▸ **WHAT THE TASK REQUIRES**: Say how many lines include "представления", with no words around the number.

Collected data:
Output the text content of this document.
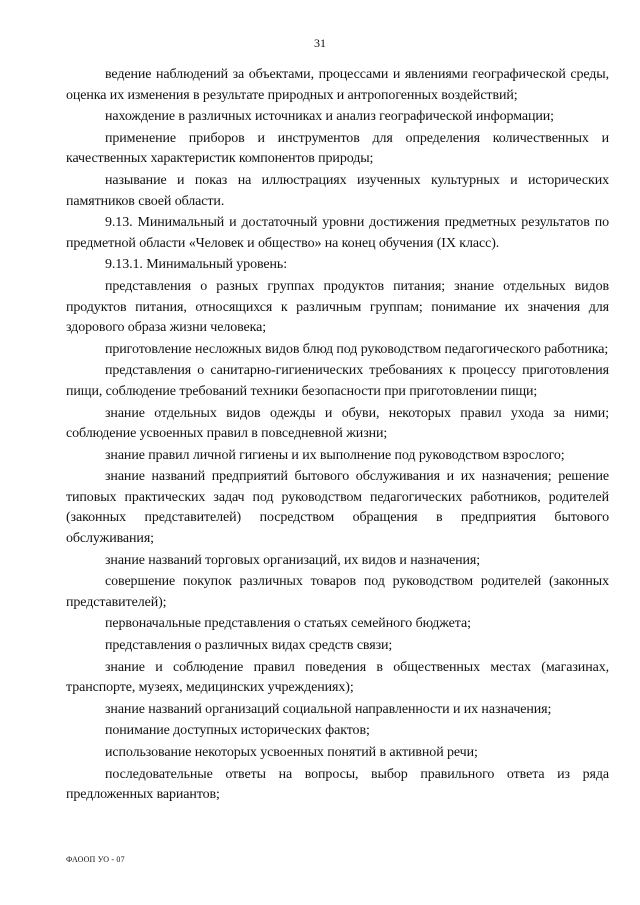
31

ведение наблюдений за объектами, процессами и явлениями географической среды, оценка их изменения в результате природных и антропогенных воздействий;

нахождение в различных источниках и анализ географической информации;

применение приборов и инструментов для определения количественных и качественных характеристик компонентов природы;

называние и показ на иллюстрациях изученных культурных и исторических памятников своей области.

9.13. Минимальный и достаточный уровни достижения предметных результатов по предметной области «Человек и общество» на конец обучения (IX класс).

9.13.1. Минимальный уровень:

представления о разных группах продуктов питания; знание отдельных видов продуктов питания, относящихся к различным группам; понимание их значения для здорового образа жизни человека;

приготовление несложных видов блюд под руководством педагогического работника;

представления о санитарно-гигиенических требованиях к процессу приготовления пищи, соблюдение требований техники безопасности при приготовлении пищи;

знание отдельных видов одежды и обуви, некоторых правил ухода за ними; соблюдение усвоенных правил в повседневной жизни;

знание правил личной гигиены и их выполнение под руководством взрослого;

знание названий предприятий бытового обслуживания и их назначения; решение типовых практических задач под руководством педагогических работников, родителей (законных представителей) посредством обращения в предприятия бытового обслуживания;

знание названий торговых организаций, их видов и назначения;

совершение покупок различных товаров под руководством родителей (законных представителей);

первоначальные представления о статьях семейного бюджета;

представления о различных видах средств связи;

знание и соблюдение правил поведения в общественных местах (магазинах, транспорте, музеях, медицинских учреждениях);

знание названий организаций социальной направленности и их назначения;

понимание доступных исторических фактов;

использование некоторых усвоенных понятий в активной речи;

последовательные ответы на вопросы, выбор правильного ответа из ряда предложенных вариантов;

ФАООП УО - 07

▸ **CORRECT RESULT**: 4